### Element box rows
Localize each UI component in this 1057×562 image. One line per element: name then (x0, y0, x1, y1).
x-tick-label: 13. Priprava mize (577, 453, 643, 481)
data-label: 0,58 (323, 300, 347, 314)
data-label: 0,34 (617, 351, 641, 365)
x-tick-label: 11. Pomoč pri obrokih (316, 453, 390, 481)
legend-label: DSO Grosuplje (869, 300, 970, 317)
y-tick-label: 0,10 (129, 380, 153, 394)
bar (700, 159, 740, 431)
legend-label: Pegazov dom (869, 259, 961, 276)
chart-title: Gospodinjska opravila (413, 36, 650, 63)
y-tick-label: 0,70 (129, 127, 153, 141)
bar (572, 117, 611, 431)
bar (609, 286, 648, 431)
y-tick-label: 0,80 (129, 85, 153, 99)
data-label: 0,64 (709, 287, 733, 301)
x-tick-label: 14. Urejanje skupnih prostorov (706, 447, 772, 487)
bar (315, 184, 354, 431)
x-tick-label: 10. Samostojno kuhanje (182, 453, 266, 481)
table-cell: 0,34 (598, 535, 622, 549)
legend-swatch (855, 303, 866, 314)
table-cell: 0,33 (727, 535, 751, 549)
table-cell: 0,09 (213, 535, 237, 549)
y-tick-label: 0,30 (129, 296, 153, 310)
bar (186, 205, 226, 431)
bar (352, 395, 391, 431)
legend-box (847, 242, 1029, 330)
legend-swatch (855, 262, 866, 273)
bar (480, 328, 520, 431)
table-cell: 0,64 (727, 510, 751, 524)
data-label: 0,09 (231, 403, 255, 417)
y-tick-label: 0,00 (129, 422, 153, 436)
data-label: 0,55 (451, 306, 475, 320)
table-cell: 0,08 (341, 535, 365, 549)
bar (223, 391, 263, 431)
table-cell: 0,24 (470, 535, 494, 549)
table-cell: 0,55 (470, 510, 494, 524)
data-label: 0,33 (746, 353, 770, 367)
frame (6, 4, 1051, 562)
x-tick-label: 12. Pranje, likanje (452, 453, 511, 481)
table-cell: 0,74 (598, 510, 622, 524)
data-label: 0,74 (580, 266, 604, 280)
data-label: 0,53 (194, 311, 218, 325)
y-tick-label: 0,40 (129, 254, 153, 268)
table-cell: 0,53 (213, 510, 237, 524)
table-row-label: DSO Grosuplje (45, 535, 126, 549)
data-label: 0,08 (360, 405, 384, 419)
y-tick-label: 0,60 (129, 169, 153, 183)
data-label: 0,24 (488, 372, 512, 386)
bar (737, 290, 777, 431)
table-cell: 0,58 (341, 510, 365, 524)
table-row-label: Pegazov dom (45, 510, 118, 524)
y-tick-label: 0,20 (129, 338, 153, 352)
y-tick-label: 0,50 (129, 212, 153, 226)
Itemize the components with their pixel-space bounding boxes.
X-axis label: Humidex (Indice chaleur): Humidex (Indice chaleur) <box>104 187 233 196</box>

### Directions for this task
Format every row above as a JSON list of strings, one string per line, with blank lines omitted.

### Response
[
  "Localize each UI component in this 1057×562 image. One line per element: name then (x0, y0, x1, y1).",
  "x-tick-label: 13. Priprava mize (577, 453, 643, 481)",
  "data-label: 0,58 (323, 300, 347, 314)",
  "data-label: 0,34 (617, 351, 641, 365)",
  "x-tick-label: 11. Pomoč pri obrokih (316, 453, 390, 481)",
  "legend-label: DSO Grosuplje (869, 300, 970, 317)",
  "y-tick-label: 0,10 (129, 380, 153, 394)",
  "bar (700, 159, 740, 431)",
  "legend-label: Pegazov dom (869, 259, 961, 276)",
  "chart-title: Gospodinjska opravila (413, 36, 650, 63)",
  "y-tick-label: 0,70 (129, 127, 153, 141)",
  "bar (572, 117, 611, 431)",
  "bar (609, 286, 648, 431)",
  "y-tick-label: 0,80 (129, 85, 153, 99)",
  "data-label: 0,64 (709, 287, 733, 301)",
  "x-tick-label: 14. Urejanje skupnih prostorov (706, 447, 772, 487)",
  "bar (315, 184, 354, 431)",
  "x-tick-label: 10. Samostojno kuhanje (182, 453, 266, 481)",
  "table-cell: 0,34 (598, 535, 622, 549)",
  "legend-swatch (855, 303, 866, 314)",
  "table-cell: 0,33 (727, 535, 751, 549)",
  "table-cell: 0,09 (213, 535, 237, 549)",
  "y-tick-label: 0,30 (129, 296, 153, 310)",
  "bar (186, 205, 226, 431)",
  "bar (352, 395, 391, 431)",
  "legend-box (847, 242, 1029, 330)",
  "legend-swatch (855, 262, 866, 273)",
  "bar (480, 328, 520, 431)",
  "table-cell: 0,64 (727, 510, 751, 524)",
  "data-label: 0,09 (231, 403, 255, 417)",
  "y-tick-label: 0,00 (129, 422, 153, 436)",
  "data-label: 0,55 (451, 306, 475, 320)",
  "table-cell: 0,08 (341, 535, 365, 549)",
  "bar (223, 391, 263, 431)",
  "table-cell: 0,24 (470, 535, 494, 549)",
  "table-cell: 0,55 (470, 510, 494, 524)",
  "data-label: 0,33 (746, 353, 770, 367)",
  "frame (6, 4, 1051, 562)",
  "x-tick-label: 12. Pranje, likanje (452, 453, 511, 481)",
  "table-cell: 0,74 (598, 510, 622, 524)",
  "data-label: 0,74 (580, 266, 604, 280)",
  "data-label: 0,53 (194, 311, 218, 325)",
  "y-tick-label: 0,40 (129, 254, 153, 268)",
  "table-cell: 0,53 (213, 510, 237, 524)",
  "table-row-label: DSO Grosuplje (45, 535, 126, 549)",
  "data-label: 0,08 (360, 405, 384, 419)",
  "y-tick-label: 0,60 (129, 169, 153, 183)",
  "data-label: 0,24 (488, 372, 512, 386)",
  "bar (737, 290, 777, 431)",
  "table-cell: 0,58 (341, 510, 365, 524)",
  "table-row-label: Pegazov dom (45, 510, 118, 524)",
  "y-tick-label: 0,20 (129, 338, 153, 352)",
  "y-tick-label: 0,50 (129, 212, 153, 226)",
  "Itemize the components with their pixel-space bounding boxes.",
  "X-axis label: Humidex (Indice chaleur): Humidex (Indice chaleur) <box>104 187 233 196</box>"
]